Entries with figure data
══════════════════════════════

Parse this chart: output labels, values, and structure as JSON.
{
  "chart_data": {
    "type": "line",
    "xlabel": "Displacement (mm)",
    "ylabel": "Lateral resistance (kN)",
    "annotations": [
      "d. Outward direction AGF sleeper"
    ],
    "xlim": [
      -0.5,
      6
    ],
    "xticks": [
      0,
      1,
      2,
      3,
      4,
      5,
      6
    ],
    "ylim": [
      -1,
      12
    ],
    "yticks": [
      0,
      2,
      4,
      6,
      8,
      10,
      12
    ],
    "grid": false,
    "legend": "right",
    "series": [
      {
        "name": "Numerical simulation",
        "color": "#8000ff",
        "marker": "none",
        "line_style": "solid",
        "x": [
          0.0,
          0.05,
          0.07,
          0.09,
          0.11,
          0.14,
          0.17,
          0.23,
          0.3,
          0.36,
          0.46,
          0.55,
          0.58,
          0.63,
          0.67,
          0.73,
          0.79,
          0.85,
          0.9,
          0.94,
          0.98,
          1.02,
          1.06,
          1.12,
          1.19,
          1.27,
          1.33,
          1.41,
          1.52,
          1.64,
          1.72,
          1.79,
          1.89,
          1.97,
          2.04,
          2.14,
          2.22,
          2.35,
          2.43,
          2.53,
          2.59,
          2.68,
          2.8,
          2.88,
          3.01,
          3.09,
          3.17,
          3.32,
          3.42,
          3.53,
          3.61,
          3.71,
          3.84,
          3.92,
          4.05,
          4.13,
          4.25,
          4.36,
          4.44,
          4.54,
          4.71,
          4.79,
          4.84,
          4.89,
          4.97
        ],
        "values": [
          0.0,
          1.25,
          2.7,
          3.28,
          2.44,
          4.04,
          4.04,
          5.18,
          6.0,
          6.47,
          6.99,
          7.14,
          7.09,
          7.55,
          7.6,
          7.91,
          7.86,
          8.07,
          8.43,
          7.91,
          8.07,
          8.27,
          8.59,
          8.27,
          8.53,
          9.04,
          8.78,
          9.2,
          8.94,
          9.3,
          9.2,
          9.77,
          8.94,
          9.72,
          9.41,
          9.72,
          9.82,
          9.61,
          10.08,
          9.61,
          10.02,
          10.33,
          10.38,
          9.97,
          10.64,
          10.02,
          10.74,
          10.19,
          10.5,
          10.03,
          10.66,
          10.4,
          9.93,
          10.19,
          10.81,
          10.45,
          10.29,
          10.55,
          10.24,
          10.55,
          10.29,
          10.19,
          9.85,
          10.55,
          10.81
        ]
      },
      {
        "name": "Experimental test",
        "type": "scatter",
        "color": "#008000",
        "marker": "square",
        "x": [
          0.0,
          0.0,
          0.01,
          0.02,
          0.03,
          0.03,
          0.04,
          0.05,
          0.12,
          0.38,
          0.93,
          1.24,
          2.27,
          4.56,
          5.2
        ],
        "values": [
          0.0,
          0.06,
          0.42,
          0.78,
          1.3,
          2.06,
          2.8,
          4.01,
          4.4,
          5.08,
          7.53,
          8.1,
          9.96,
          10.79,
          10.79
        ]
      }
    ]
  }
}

══════════════════════════════

## INSTRUCTIONS TO FOLLOW
Retype the data in full and match it exactly.

## ANSWER BELOW
Parse this chart: output labels, values, and structure as JSON.
{
  "chart_data": {
    "type": "line",
    "xlabel": "Displacement (mm)",
    "ylabel": "Lateral resistance (kN)",
    "annotations": [
      "d. Outward direction AGF sleeper"
    ],
    "xlim": [
      -0.5,
      6
    ],
    "xticks": [
      0,
      1,
      2,
      3,
      4,
      5,
      6
    ],
    "ylim": [
      -1,
      12
    ],
    "yticks": [
      0,
      2,
      4,
      6,
      8,
      10,
      12
    ],
    "grid": false,
    "legend": "right",
    "series": [
      {
        "name": "Numerical simulation",
        "color": "#8000ff",
        "marker": "none",
        "line_style": "solid",
        "x": [
          0.0,
          0.05,
          0.07,
          0.09,
          0.11,
          0.14,
          0.17,
          0.23,
          0.3,
          0.36,
          0.46,
          0.55,
          0.58,
          0.63,
          0.67,
          0.73,
          0.79,
          0.85,
          0.9,
          0.94,
          0.98,
          1.02,
          1.06,
          1.12,
          1.19,
          1.27,
          1.33,
          1.41,
          1.52,
          1.64,
          1.72,
          1.79,
          1.89,
          1.97,
          2.04,
          2.14,
          2.22,
          2.35,
          2.43,
          2.53,
          2.59,
          2.68,
          2.8,
          2.88,
          3.01,
          3.09,
          3.17,
          3.32,
          3.42,
          3.53,
          3.61,
          3.71,
          3.84,
          3.92,
          4.05,
          4.13,
          4.25,
          4.36,
          4.44,
          4.54,
          4.71,
          4.79,
          4.84,
          4.89,
          4.97
        ],
        "values": [
          0.0,
          1.25,
          2.7,
          3.28,
          2.44,
          4.04,
          4.04,
          5.18,
          6.0,
          6.47,
          6.99,
          7.14,
          7.09,
          7.55,
          7.6,
          7.91,
          7.86,
          8.07,
          8.43,
          7.91,
          8.07,
          8.27,
          8.59,
          8.27,
          8.53,
          9.04,
          8.78,
          9.2,
          8.94,
          9.3,
          9.2,
          9.77,
          8.94,
          9.72,
          9.41,
          9.72,
          9.82,
          9.61,
          10.08,
          9.61,
          10.02,
          10.33,
          10.38,
          9.97,
          10.64,
          10.02,
          10.74,
          10.19,
          10.5,
          10.03,
          10.66,
          10.4,
          9.93,
          10.19,
          10.81,
          10.45,
          10.29,
          10.55,
          10.24,
          10.55,
          10.29,
          10.19,
          9.85,
          10.55,
          10.81
        ]
      },
      {
        "name": "Experimental test",
        "type": "scatter",
        "color": "#008000",
        "marker": "square",
        "x": [
          0.0,
          0.0,
          0.01,
          0.02,
          0.03,
          0.03,
          0.04,
          0.05,
          0.12,
          0.38,
          0.93,
          1.24,
          2.27,
          4.56,
          5.2
        ],
        "values": [
          0.0,
          0.06,
          0.42,
          0.78,
          1.3,
          2.06,
          2.8,
          4.01,
          4.4,
          5.08,
          7.53,
          8.1,
          9.96,
          10.79,
          10.79
        ]
      }
    ]
  }
}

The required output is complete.